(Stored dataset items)
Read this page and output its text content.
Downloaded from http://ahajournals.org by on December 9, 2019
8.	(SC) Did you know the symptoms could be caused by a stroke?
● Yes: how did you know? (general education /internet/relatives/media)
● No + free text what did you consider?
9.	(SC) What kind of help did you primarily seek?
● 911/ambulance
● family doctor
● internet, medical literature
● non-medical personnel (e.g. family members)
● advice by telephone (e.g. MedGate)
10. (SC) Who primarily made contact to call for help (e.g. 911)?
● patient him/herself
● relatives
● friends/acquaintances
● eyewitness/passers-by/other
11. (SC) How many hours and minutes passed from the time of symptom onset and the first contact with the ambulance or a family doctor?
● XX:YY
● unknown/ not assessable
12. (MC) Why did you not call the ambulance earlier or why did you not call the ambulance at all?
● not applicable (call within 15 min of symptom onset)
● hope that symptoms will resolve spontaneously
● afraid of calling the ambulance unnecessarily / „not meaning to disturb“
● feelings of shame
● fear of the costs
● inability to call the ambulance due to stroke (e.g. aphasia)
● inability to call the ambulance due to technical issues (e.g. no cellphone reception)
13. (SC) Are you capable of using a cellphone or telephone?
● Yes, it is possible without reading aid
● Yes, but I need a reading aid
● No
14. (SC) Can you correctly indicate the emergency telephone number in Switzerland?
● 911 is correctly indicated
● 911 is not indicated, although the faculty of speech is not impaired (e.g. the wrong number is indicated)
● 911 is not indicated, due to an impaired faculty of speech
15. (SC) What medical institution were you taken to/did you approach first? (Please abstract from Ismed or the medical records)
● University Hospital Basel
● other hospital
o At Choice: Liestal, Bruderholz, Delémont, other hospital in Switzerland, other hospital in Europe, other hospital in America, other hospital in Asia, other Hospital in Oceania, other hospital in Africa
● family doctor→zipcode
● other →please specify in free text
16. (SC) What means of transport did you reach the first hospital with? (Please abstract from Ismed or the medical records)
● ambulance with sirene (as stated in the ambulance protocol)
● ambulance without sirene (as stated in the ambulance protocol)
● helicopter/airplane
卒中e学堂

→ **Required task**: Take the entries above and transcribe them in full.

→ **Exercise solution**:
Read this page and output its text content.
Downloaded from http://ahajournals.org by on December 9, 2019
8.	(SC) Did you know the symptoms could be caused by a stroke?
● Yes: how did you know? (general education /internet/relatives/media)
● No + free text what did you consider?
9.	(SC) What kind of help did you primarily seek?
● 911/ambulance
● family doctor
● internet, medical literature
● non-medical personnel (e.g. family members)
● advice by telephone (e.g. MedGate)
10. (SC) Who primarily made contact to call for help (e.g. 911)?
● patient him/herself
● relatives
● friends/acquaintances
● eyewitness/passers-by/other
11. (SC) How many hours and minutes passed from the time of symptom onset and the first contact with the ambulance or a family doctor?
● XX:YY
● unknown/ not assessable
12. (MC) Why did you not call the ambulance earlier or why did you not call the ambulance at all?
● not applicable (call within 15 min of symptom onset)
● hope that symptoms will resolve spontaneously
● afraid of calling the ambulance unnecessarily / „not meaning to disturb“
● feelings of shame
● fear of the costs
● inability to call the ambulance due to stroke (e.g. aphasia)
● inability to call the ambulance due to technical issues (e.g. no cellphone reception)
13. (SC) Are you capable of using a cellphone or telephone?
● Yes, it is possible without reading aid
● Yes, but I need a reading aid
● No
14. (SC) Can you correctly indicate the emergency telephone number in Switzerland?
● 911 is correctly indicated
● 911 is not indicated, although the faculty of speech is not impaired (e.g. the wrong number is indicated)
● 911 is not indicated, due to an impaired faculty of speech
15. (SC) What medical institution were you taken to/did you approach first? (Please abstract from Ismed or the medical records)
● University Hospital Basel
● other hospital
o At Choice: Liestal, Bruderholz, Delémont, other hospital in Switzerland, other hospital in Europe, other hospital in America, other hospital in Asia, other Hospital in Oceania, other hospital in Africa
● family doctor→zipcode
● other →please specify in free text
16. (SC) What means of transport did you reach the first hospital with? (Please abstract from Ismed or the medical records)
● ambulance with sirene (as stated in the ambulance protocol)
● ambulance without sirene (as stated in the ambulance protocol)
● helicopter/airplane
卒中e学堂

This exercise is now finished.